Objective: Find all lines in the listing that include the word "text", then copy them.
### Listed records ###
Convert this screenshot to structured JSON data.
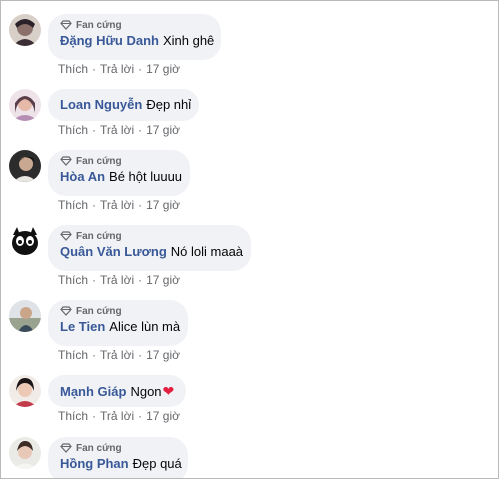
{
  "badge_label": "Fan cứng",
  "action_like": "Thích",
  "action_reply": "Trả lời",
  "separator": "·",
  "comments": [
    {
      "author": "Đặng Hữu Danh",
      "text": "Xinh ghê",
      "time": "17 giờ",
      "has_badge": true
    },
    {
      "author": "Loan Nguyễn",
      "text": "Đẹp nhỉ",
      "time": "17 giờ",
      "has_badge": false
    },
    {
      "author": "Hòa An",
      "text": "Bé hột luuuu",
      "time": "17 giờ",
      "has_badge": true
    },
    {
      "author": "Quân Văn Lương",
      "text": "Nó loli maaà",
      "time": "17 giờ",
      "has_badge": true
    },
    {
      "author": "Le Tien",
      "text": "Alice lùn mà",
      "time": "17 giờ",
      "has_badge": true
    },
    {
      "author": "Mạnh Giáp",
      "text": "Ngon",
      "emoji": "❤",
      "time": "17 giờ",
      "has_badge": false
    },
    {
      "author": "Hồng Phan",
      "text": "Đẹp quá",
      "time": "",
      "has_badge": true
    }
  ],
  "colors": {
    "bubble_bg": "#f0f2f5",
    "author": "#385898",
    "meta": "#65676b",
    "heart": "#e41e3f"
  }
}
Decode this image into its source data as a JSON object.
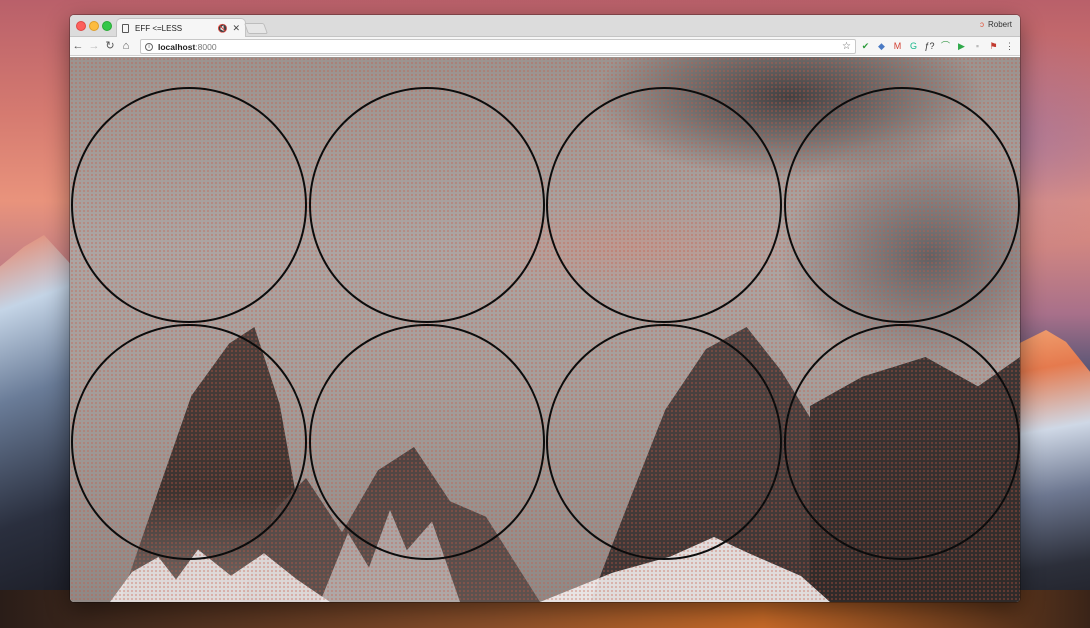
###
In response:
      "text": "Xinh ghê",
      "text": "Đẹp nhỉ",
      "text": "Bé hột luuuu",
      "text": "Nó loli maaà",
      "text": "Alice lùn mà",
      "text": "Ngon",
      "text": "Đẹp quá",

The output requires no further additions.